*Requirement*
Images should be left out, and everything else in the listing reproduced exactly.
--- --- ---
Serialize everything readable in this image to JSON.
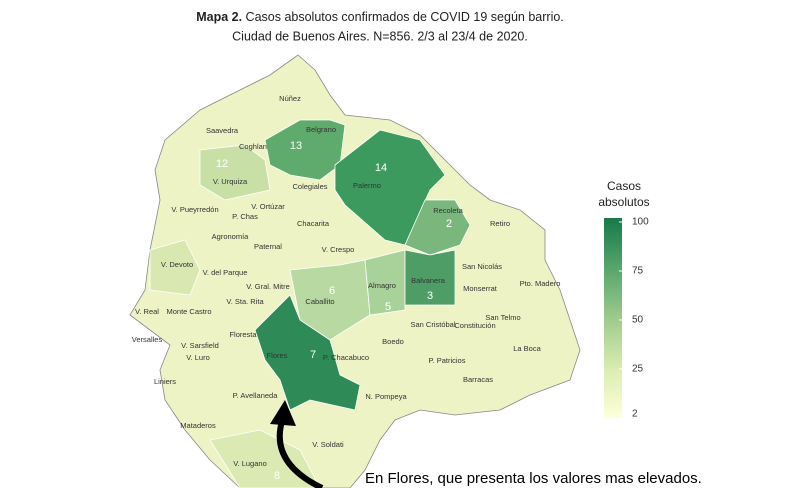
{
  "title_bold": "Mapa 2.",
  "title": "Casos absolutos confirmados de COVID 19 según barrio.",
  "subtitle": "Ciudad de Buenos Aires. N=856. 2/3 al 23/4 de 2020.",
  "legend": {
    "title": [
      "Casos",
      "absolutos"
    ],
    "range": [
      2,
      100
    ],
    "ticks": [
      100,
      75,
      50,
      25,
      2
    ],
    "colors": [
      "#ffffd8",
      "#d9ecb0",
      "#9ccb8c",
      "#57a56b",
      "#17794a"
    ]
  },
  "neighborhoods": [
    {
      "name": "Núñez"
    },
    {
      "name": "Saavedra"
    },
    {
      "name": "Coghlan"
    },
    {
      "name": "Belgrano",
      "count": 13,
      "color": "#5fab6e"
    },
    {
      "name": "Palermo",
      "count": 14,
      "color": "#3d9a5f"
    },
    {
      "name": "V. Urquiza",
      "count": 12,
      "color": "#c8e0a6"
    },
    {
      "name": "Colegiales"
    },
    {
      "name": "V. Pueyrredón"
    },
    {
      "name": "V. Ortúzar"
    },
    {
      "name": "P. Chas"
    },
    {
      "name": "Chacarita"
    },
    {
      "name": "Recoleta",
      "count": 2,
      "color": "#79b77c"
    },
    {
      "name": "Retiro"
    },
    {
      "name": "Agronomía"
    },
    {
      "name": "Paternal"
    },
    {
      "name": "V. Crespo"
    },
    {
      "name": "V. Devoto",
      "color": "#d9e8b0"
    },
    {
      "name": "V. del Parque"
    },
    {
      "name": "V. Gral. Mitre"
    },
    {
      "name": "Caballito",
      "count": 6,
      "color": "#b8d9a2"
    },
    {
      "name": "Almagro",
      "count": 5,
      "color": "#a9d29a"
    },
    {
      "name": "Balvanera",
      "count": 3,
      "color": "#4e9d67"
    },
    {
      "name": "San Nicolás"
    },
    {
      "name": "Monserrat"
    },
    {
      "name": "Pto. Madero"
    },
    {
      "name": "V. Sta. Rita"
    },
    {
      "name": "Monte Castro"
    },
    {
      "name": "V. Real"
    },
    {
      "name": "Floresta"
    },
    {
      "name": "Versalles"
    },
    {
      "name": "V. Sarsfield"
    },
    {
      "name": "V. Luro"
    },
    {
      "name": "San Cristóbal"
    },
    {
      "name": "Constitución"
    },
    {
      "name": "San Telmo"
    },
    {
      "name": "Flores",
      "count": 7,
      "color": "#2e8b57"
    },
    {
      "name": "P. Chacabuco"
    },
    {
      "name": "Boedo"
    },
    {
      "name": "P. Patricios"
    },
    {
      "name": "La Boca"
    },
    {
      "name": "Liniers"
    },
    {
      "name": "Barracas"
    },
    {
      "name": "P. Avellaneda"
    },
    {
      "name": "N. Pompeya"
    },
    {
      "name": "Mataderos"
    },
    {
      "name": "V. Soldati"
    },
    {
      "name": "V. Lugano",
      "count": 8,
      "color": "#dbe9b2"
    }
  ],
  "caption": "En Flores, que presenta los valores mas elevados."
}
--- --- ---
*Written reply*
Serialize everything readable in this image to JSON.
{
  "title_bold": "Mapa 2.",
  "title": "Casos absolutos confirmados de COVID 19 según barrio.",
  "subtitle": "Ciudad de Buenos Aires. N=856. 2/3 al 23/4 de 2020.",
  "legend": {
    "title": [
      "Casos",
      "absolutos"
    ],
    "range": [
      2,
      100
    ],
    "ticks": [
      100,
      75,
      50,
      25,
      2
    ],
    "colors": [
      "#ffffd8",
      "#d9ecb0",
      "#9ccb8c",
      "#57a56b",
      "#17794a"
    ]
  },
  "neighborhoods": [
    {
      "name": "Núñez"
    },
    {
      "name": "Saavedra"
    },
    {
      "name": "Coghlan"
    },
    {
      "name": "Belgrano",
      "count": 13,
      "color": "#5fab6e"
    },
    {
      "name": "Palermo",
      "count": 14,
      "color": "#3d9a5f"
    },
    {
      "name": "V. Urquiza",
      "count": 12,
      "color": "#c8e0a6"
    },
    {
      "name": "Colegiales"
    },
    {
      "name": "V. Pueyrredón"
    },
    {
      "name": "V. Ortúzar"
    },
    {
      "name": "P. Chas"
    },
    {
      "name": "Chacarita"
    },
    {
      "name": "Recoleta",
      "count": 2,
      "color": "#79b77c"
    },
    {
      "name": "Retiro"
    },
    {
      "name": "Agronomía"
    },
    {
      "name": "Paternal"
    },
    {
      "name": "V. Crespo"
    },
    {
      "name": "V. Devoto",
      "color": "#d9e8b0"
    },
    {
      "name": "V. del Parque"
    },
    {
      "name": "V. Gral. Mitre"
    },
    {
      "name": "Caballito",
      "count": 6,
      "color": "#b8d9a2"
    },
    {
      "name": "Almagro",
      "count": 5,
      "color": "#a9d29a"
    },
    {
      "name": "Balvanera",
      "count": 3,
      "color": "#4e9d67"
    },
    {
      "name": "San Nicolás"
    },
    {
      "name": "Monserrat"
    },
    {
      "name": "Pto. Madero"
    },
    {
      "name": "V. Sta. Rita"
    },
    {
      "name": "Monte Castro"
    },
    {
      "name": "V. Real"
    },
    {
      "name": "Floresta"
    },
    {
      "name": "Versalles"
    },
    {
      "name": "V. Sarsfield"
    },
    {
      "name": "V. Luro"
    },
    {
      "name": "San Cristóbal"
    },
    {
      "name": "Constitución"
    },
    {
      "name": "San Telmo"
    },
    {
      "name": "Flores",
      "count": 7,
      "color": "#2e8b57"
    },
    {
      "name": "P. Chacabuco"
    },
    {
      "name": "Boedo"
    },
    {
      "name": "P. Patricios"
    },
    {
      "name": "La Boca"
    },
    {
      "name": "Liniers"
    },
    {
      "name": "Barracas"
    },
    {
      "name": "P. Avellaneda"
    },
    {
      "name": "N. Pompeya"
    },
    {
      "name": "Mataderos"
    },
    {
      "name": "V. Soldati"
    },
    {
      "name": "V. Lugano",
      "count": 8,
      "color": "#dbe9b2"
    }
  ],
  "caption": "En Flores, que presenta los valores mas elevados."
}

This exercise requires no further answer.